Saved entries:

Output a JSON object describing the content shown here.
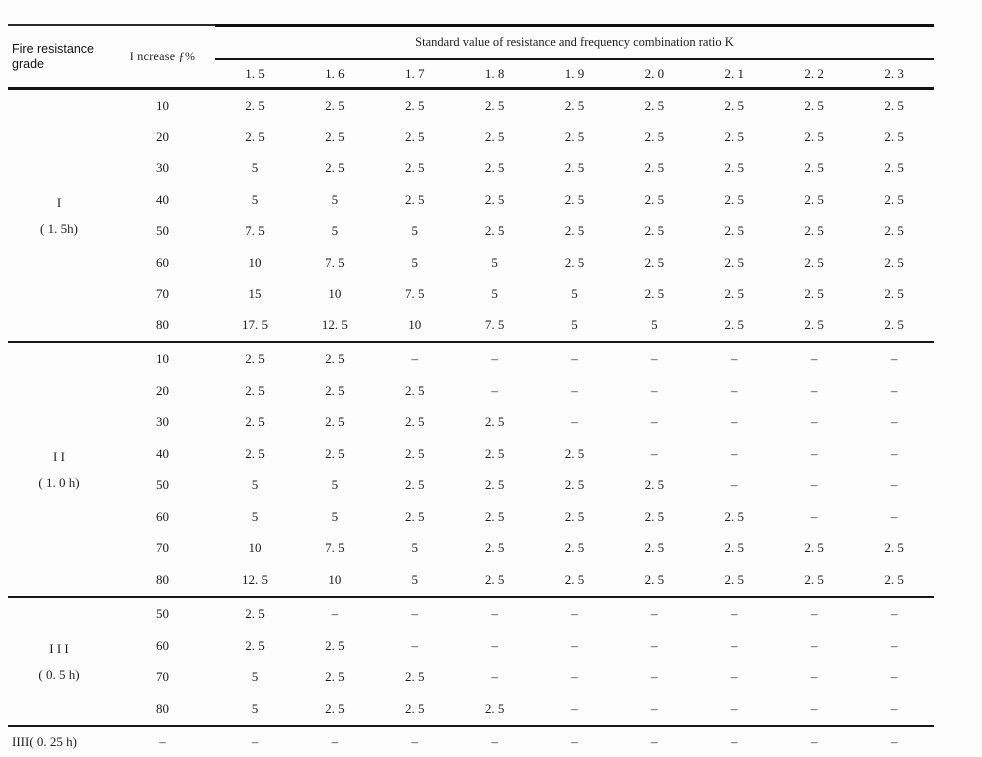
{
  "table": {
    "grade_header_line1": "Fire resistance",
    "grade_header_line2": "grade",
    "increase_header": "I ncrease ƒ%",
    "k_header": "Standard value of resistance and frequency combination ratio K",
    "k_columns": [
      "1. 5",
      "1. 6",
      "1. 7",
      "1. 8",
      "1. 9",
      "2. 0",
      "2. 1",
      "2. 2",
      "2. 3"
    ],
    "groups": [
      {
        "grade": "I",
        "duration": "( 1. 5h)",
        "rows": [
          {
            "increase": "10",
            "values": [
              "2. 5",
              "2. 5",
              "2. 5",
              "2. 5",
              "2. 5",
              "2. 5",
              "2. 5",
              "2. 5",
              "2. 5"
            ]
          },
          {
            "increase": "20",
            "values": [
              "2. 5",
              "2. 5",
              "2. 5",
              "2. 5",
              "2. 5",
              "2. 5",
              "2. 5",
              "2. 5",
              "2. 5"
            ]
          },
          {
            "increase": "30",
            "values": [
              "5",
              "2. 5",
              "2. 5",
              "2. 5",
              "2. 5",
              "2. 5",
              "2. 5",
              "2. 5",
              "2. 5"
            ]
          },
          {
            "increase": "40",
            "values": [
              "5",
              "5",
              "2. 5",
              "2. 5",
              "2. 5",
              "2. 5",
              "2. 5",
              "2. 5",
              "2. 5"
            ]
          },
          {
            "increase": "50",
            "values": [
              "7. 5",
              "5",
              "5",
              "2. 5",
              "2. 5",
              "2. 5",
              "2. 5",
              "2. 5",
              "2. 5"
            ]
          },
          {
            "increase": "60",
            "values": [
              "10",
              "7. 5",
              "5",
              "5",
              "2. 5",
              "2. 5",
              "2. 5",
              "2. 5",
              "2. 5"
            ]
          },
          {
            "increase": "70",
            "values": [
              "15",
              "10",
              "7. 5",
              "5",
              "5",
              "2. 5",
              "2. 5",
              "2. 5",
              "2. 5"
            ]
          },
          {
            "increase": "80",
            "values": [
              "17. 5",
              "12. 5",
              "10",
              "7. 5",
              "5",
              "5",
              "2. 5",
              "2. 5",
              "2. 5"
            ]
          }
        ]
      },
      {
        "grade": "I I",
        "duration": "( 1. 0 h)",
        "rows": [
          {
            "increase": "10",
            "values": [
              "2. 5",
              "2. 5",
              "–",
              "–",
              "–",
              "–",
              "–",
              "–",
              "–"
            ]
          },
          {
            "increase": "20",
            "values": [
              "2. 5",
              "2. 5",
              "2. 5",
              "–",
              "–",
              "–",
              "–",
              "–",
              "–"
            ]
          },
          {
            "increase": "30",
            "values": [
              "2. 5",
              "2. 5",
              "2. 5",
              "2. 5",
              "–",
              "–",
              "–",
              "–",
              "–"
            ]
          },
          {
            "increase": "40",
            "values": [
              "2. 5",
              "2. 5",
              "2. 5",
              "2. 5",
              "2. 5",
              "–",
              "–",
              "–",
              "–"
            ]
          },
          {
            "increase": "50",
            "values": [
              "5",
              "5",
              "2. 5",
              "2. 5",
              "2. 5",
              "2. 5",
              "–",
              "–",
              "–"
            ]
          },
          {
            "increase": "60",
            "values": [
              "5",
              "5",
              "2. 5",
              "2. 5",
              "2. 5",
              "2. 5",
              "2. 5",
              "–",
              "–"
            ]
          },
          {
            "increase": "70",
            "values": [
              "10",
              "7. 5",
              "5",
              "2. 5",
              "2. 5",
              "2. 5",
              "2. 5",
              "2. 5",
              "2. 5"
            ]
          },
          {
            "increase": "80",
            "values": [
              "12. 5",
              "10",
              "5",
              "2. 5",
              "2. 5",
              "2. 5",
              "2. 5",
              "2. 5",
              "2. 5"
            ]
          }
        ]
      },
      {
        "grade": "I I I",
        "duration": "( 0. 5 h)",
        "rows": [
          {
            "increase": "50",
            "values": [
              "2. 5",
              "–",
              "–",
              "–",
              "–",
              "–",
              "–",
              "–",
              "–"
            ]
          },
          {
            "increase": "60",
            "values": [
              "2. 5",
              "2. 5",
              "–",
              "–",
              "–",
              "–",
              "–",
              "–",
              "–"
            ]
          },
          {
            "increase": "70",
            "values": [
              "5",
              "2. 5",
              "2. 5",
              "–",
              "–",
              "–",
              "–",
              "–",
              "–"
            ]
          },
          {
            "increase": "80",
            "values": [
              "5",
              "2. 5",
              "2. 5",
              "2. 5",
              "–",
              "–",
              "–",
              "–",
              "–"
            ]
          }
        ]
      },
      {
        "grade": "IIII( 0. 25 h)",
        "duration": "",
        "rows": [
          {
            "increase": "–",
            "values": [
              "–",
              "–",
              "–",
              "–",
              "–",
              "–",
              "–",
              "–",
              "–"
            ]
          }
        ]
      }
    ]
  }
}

...

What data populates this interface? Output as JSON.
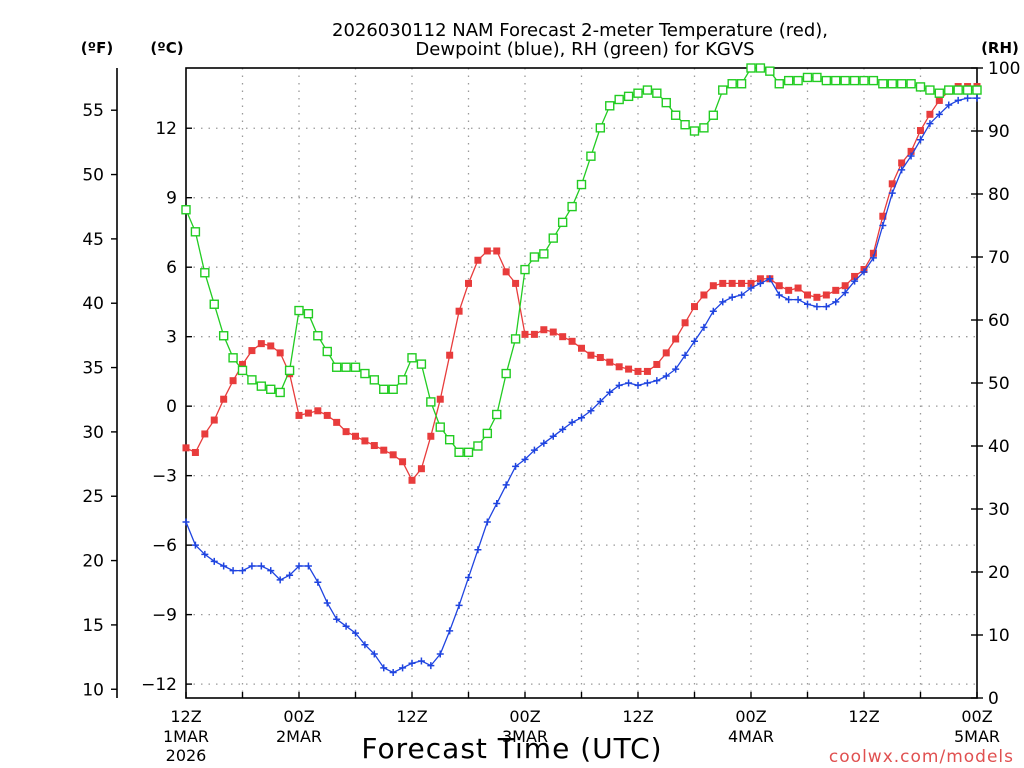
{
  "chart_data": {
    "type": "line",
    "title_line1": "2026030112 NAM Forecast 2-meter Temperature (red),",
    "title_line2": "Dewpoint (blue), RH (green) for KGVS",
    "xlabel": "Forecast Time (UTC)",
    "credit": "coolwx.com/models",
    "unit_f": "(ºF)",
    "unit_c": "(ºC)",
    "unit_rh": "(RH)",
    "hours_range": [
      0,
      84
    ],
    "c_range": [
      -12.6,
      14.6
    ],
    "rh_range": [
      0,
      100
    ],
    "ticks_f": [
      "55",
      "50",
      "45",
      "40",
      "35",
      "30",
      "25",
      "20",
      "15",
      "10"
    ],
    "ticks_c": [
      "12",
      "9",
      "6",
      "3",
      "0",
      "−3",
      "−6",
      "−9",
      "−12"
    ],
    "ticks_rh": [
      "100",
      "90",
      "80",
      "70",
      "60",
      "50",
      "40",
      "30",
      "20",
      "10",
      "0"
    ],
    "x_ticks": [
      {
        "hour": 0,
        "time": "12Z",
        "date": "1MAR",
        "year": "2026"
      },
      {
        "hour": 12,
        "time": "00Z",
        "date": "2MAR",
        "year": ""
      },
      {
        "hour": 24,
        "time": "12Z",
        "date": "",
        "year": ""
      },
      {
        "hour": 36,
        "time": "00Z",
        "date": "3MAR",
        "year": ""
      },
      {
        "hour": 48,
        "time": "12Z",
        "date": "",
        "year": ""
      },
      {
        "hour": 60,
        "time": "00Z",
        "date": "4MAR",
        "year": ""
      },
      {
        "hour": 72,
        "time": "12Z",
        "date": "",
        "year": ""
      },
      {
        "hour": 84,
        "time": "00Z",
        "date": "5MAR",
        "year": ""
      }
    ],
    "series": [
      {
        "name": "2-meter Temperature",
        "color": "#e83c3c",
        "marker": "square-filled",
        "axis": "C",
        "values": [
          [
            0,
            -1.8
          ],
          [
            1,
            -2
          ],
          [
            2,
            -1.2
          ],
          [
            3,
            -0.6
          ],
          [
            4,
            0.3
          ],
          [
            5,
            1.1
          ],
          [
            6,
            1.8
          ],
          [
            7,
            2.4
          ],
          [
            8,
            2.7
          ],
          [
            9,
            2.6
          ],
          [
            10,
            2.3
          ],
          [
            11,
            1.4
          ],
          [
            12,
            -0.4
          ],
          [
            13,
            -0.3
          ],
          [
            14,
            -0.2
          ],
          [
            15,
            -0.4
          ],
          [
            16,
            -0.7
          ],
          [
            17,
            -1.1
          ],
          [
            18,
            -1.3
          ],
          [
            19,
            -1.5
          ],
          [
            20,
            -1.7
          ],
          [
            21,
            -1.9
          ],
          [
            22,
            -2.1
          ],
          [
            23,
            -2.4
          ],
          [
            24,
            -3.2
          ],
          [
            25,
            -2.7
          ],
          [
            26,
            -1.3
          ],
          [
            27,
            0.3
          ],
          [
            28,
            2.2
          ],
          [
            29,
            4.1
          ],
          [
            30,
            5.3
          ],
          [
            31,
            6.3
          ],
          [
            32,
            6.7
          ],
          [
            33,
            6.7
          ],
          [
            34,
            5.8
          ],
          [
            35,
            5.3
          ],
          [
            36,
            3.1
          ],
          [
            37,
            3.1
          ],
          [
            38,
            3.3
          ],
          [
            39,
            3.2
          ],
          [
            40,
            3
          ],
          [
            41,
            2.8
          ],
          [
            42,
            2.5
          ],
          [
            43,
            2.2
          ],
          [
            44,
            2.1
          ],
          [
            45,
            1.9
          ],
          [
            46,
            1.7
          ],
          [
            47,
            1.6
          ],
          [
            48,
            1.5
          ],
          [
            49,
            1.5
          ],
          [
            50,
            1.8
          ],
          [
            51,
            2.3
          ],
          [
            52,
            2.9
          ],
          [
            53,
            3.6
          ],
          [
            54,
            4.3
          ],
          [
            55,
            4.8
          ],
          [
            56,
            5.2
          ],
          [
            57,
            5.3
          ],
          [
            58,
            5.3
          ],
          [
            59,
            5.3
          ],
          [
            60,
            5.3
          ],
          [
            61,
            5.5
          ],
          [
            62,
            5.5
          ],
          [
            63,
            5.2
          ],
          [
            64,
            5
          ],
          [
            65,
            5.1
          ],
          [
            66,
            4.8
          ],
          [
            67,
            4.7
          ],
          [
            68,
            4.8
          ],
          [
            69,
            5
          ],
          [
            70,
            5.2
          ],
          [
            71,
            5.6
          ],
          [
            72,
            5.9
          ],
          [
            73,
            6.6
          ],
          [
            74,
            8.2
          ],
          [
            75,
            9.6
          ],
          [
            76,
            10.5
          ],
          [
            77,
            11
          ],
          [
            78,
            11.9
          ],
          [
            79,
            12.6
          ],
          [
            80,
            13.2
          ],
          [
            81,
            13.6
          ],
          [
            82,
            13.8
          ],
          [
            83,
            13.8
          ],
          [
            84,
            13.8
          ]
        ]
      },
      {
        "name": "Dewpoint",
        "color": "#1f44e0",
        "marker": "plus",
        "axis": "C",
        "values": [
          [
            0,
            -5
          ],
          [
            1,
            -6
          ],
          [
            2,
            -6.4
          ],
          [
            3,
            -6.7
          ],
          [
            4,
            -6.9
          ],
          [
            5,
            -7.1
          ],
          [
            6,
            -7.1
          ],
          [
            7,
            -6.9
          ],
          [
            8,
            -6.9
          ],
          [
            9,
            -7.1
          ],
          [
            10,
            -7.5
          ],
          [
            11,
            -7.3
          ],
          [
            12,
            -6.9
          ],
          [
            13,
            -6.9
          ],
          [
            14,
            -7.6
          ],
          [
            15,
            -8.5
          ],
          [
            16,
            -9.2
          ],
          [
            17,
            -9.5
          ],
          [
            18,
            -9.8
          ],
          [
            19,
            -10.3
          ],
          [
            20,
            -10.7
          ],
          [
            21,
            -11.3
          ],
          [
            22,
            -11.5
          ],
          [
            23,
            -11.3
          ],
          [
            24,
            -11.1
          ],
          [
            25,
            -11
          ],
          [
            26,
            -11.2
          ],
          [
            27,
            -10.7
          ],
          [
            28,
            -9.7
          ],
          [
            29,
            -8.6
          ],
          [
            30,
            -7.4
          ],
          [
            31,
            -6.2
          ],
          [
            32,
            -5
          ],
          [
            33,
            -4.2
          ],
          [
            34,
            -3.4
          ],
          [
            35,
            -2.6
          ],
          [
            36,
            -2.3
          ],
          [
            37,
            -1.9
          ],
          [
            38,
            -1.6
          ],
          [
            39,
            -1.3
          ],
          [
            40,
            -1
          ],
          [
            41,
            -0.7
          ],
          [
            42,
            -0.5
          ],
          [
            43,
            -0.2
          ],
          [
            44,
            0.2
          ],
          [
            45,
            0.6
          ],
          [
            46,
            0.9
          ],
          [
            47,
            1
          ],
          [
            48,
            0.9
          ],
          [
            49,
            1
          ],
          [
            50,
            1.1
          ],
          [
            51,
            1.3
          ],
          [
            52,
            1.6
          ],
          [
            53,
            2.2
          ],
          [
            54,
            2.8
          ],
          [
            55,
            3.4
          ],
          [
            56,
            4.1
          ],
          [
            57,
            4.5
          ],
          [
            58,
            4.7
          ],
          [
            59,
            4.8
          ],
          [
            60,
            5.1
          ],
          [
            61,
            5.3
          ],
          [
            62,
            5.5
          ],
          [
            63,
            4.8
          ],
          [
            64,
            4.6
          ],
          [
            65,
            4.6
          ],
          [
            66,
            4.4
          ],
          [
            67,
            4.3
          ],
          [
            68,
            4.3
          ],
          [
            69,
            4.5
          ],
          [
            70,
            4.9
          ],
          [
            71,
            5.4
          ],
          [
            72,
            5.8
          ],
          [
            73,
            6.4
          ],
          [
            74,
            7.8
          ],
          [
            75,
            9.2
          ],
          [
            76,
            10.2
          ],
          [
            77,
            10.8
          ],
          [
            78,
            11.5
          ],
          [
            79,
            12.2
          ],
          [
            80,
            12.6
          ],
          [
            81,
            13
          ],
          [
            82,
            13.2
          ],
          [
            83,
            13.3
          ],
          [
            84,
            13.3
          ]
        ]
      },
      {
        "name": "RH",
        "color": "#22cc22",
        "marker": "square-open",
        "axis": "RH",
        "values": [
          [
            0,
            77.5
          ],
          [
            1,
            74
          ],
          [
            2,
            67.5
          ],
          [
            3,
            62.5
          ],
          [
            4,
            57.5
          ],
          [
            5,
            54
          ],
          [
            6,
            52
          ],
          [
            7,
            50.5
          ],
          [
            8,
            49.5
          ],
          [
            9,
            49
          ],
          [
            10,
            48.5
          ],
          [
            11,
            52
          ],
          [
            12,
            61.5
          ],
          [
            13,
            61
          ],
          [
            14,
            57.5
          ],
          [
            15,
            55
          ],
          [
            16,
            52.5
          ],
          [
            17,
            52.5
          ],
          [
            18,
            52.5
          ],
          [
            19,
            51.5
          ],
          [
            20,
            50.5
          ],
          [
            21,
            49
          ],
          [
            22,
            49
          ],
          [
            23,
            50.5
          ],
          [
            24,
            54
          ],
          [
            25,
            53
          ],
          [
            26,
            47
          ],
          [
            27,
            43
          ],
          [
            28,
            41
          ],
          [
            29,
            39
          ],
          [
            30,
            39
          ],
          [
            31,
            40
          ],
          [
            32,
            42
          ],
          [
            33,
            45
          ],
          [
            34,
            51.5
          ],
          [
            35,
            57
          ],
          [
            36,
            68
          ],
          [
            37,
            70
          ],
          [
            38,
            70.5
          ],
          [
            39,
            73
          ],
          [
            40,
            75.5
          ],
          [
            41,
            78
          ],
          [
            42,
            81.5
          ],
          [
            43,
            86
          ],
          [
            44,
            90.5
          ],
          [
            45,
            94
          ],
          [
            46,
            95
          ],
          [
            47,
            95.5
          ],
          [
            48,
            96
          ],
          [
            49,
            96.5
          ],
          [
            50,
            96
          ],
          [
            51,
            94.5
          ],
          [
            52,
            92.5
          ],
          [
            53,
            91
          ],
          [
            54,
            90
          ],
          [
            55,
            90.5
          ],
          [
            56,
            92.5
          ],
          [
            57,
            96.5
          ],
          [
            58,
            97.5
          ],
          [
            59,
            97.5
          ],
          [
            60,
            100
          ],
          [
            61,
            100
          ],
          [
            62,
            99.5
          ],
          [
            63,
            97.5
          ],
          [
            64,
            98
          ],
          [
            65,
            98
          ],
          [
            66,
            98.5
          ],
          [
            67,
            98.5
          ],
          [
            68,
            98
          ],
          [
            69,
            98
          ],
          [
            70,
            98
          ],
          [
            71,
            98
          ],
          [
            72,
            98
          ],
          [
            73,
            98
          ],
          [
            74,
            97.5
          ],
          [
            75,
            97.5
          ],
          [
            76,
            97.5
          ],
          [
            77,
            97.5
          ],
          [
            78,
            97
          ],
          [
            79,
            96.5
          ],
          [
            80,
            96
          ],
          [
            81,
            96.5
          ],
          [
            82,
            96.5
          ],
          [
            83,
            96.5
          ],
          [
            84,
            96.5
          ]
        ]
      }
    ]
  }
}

==

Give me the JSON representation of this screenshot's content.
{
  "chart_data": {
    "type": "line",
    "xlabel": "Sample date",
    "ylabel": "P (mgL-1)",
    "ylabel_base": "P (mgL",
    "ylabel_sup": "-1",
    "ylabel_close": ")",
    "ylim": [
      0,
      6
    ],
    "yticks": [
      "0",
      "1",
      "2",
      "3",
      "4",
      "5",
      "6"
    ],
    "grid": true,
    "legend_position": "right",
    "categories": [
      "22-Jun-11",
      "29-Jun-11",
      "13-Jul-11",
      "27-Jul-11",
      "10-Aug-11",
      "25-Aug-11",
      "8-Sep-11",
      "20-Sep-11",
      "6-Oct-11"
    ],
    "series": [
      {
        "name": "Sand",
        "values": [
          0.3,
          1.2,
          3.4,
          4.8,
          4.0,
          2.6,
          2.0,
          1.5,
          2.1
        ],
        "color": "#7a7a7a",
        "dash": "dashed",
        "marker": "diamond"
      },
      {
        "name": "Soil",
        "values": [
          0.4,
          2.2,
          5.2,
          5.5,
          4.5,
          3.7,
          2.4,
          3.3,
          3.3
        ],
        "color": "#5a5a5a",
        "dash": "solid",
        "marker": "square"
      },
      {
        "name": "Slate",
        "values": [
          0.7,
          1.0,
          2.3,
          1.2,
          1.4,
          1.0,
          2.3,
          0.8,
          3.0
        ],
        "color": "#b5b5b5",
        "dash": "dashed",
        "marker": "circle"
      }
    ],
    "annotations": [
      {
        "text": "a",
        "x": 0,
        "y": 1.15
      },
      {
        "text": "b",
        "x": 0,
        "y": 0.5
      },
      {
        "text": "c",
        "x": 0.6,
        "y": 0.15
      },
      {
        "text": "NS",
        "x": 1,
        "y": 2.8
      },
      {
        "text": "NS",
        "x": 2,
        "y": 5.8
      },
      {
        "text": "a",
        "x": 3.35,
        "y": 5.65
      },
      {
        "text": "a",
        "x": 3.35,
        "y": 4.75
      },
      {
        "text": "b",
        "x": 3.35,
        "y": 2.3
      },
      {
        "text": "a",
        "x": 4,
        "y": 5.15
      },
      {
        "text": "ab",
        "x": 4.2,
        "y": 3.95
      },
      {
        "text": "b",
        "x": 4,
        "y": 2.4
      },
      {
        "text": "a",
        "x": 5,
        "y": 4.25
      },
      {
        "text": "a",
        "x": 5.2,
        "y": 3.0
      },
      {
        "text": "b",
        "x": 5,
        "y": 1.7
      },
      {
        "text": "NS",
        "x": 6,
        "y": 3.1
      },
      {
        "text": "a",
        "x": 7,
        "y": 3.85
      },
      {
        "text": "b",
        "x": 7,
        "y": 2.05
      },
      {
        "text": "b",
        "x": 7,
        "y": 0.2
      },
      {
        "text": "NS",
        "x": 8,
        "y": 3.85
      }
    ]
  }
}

Given problem >> In the records above, collect each line with "meter".

Full output >>
    "title_line1": "2026030112 NAM Forecast 2-meter Temperature (red),",
        "name": "2-meter Temperature",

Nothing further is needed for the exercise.